What this task involves
The records underneath are to be repeated exactly, with the pictures left out.
-- BEGIN Records for the exercise --
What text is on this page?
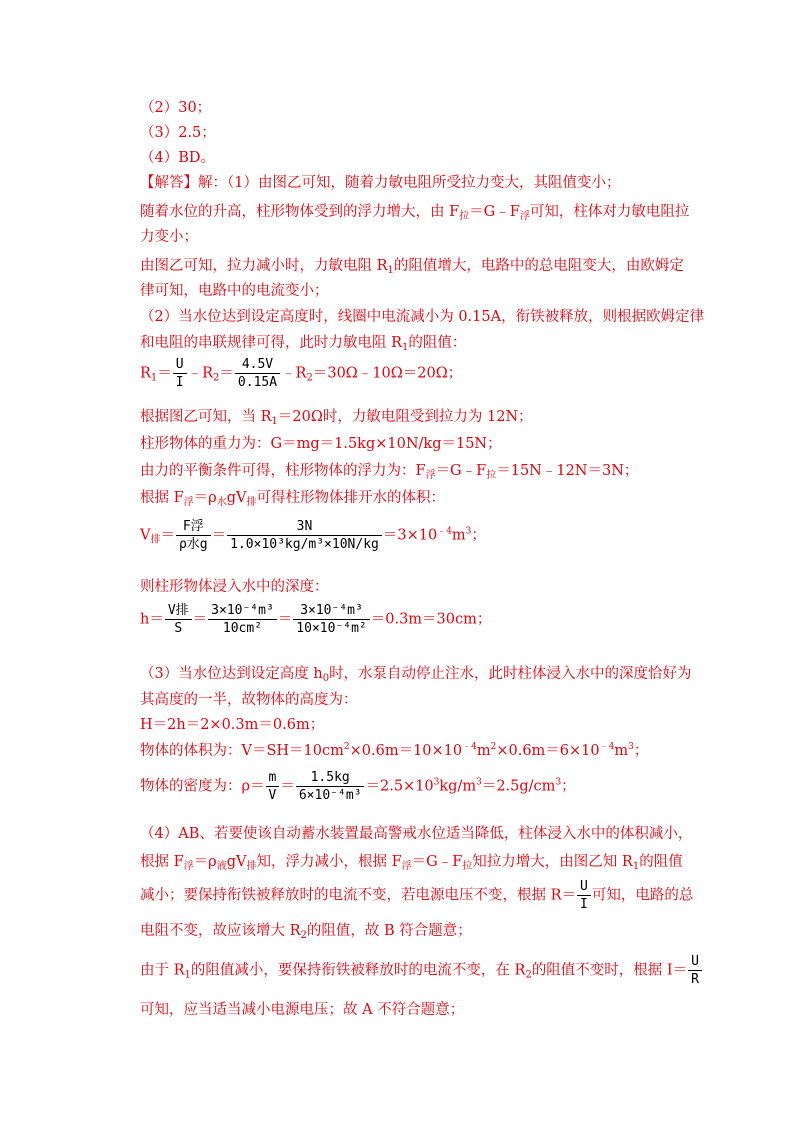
（2）30；
（3）2.5；
（4）BD。
【解答】解：（1）由图乙可知，随着力敏电阻所受拉力变大，其阻值变小；
随着水位的升高，柱形物体受到的浮力增大，由 $F_拉=G﹣F_浮$可知，柱体对力敏电阻拉
力变小；
由图乙可知，拉力减小时，力敏电阻 $R_1$的阻值增大，电路中的总电阻变大，由欧姆定
律可知，电路中的电流变小；
（2）当水位达到设定高度时，线圈中电流减小为 0.15A，衔铁被释放，则根据欧姆定律
和电阻的串联规律可得，此时力敏电阻 $R_1$的阻值：
$R_1= \frac{U}{I}$ $﹣R_2= \frac{4.5V}{0.15A}$ $﹣R_2=30\Omega﹣10\Omega=20\Omega$；
根据图乙可知，当 $R_1=20\Omega$时，力敏电阻受到拉力为 12N；
柱形物体的重力为：G＝mg＝1.5kg×10N/kg＝15N；
由力的平衡条件可得，柱形物体的浮力为：$F_浮=G﹣F_拉=15N﹣12N=3N$；
根据 $F_浮=\rho_水gV_排$可得柱形物体排开水的体积：
$V_排=$
F浮
ρ水g
＝ $\frac{3N}{\text{1.0×10³kg/m³×10N/kg}} =3\times 10^{﹣4}m^3$；
则柱形物体浸入水中的深度：
h＝
V排
S
＝ $\frac{\text{3×10⁻⁴m³}}{\text{10cm²}} = \frac{\text{3×10⁻⁴m³}}{\text{10×10⁻⁴m²}} =0.3m=30cm$；
（3）当水位达到设定高度 $h_0$时，水泵自动停止注水，此时柱体浸入水中的深度恰好为
其高度的一半，故物体的高度为：
H＝2h＝2×0.3m＝0.6m；
物体的体积为：$V=SH=10cm^2\times 0.6m=10\times 10^{﹣4}m^2\times 0.6m=6\times 10^{﹣4}m^3$；
物体的密度为：$\rho= \frac{m}{V} = \frac{1.5kg}{\text{6×10⁻⁴m³}} =2.5\times 10^3kg/m^3=2.5g/cm^3$；
（4）AB、若要使该自动蓄水装置最高警戒水位适当降低，柱体浸入水中的体积减小，
根据 $F_浮=\rho_液gV_排$知，浮力减小，根据 $F_浮=G﹣F_拉$知拉力增大，由图乙知 $R_1$的阻值
减小；要保持衔铁被释放时的电流不变，若电源电压不变，根据 $R= \frac{U}{I}$ 可知，电路的总
电阻不变，故应该增大 $R_2$的阻值，故 B 符合题意；
由于 $R_1$的阻值减小，要保持衔铁被释放时的电流不变，在 $R_2$的阻值不变时，根据 $I= \frac{U}{R}$
可知，应当适当减小电源电压；故 A 不符合题意；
-- END Records for the exercise --
Finished answer
What text is on this page?
（2）30；
（3）2.5；
（4）BD。
【解答】解：（1）由图乙可知，随着力敏电阻所受拉力变大，其阻值变小；
随着水位的升高，柱形物体受到的浮力增大，由 $F_拉=G﹣F_浮$可知，柱体对力敏电阻拉
力变小；
由图乙可知，拉力减小时，力敏电阻 $R_1$的阻值增大，电路中的总电阻变大，由欧姆定
律可知，电路中的电流变小；
（2）当水位达到设定高度时，线圈中电流减小为 0.15A，衔铁被释放，则根据欧姆定律
和电阻的串联规律可得，此时力敏电阻 $R_1$的阻值：
$R_1= \frac{U}{I}$ $﹣R_2= \frac{4.5V}{0.15A}$ $﹣R_2=30\Omega﹣10\Omega=20\Omega$；
根据图乙可知，当 $R_1=20\Omega$时，力敏电阻受到拉力为 12N；
柱形物体的重力为：G＝mg＝1.5kg×10N/kg＝15N；
由力的平衡条件可得，柱形物体的浮力为：$F_浮=G﹣F_拉=15N﹣12N=3N$；
根据 $F_浮=\rho_水gV_排$可得柱形物体排开水的体积：
$V_排=$
F浮
ρ水g
＝ $\frac{3N}{\text{1.0×10³kg/m³×10N/kg}} =3\times 10^{﹣4}m^3$；
则柱形物体浸入水中的深度：
h＝
V排
S
＝ $\frac{\text{3×10⁻⁴m³}}{\text{10cm²}} = \frac{\text{3×10⁻⁴m³}}{\text{10×10⁻⁴m²}} =0.3m=30cm$；
（3）当水位达到设定高度 $h_0$时，水泵自动停止注水，此时柱体浸入水中的深度恰好为
其高度的一半，故物体的高度为：
H＝2h＝2×0.3m＝0.6m；
物体的体积为：$V=SH=10cm^2\times 0.6m=10\times 10^{﹣4}m^2\times 0.6m=6\times 10^{﹣4}m^3$；
物体的密度为：$\rho= \frac{m}{V} = \frac{1.5kg}{\text{6×10⁻⁴m³}} =2.5\times 10^3kg/m^3=2.5g/cm^3$；
（4）AB、若要使该自动蓄水装置最高警戒水位适当降低，柱体浸入水中的体积减小，
根据 $F_浮=\rho_液gV_排$知，浮力减小，根据 $F_浮=G﹣F_拉$知拉力增大，由图乙知 $R_1$的阻值
减小；要保持衔铁被释放时的电流不变，若电源电压不变，根据 $R= \frac{U}{I}$ 可知，电路的总
电阻不变，故应该增大 $R_2$的阻值，故 B 符合题意；
由于 $R_1$的阻值减小，要保持衔铁被释放时的电流不变，在 $R_2$的阻值不变时，根据 $I= \frac{U}{R}$
可知，应当适当减小电源电压；故 A 不符合题意；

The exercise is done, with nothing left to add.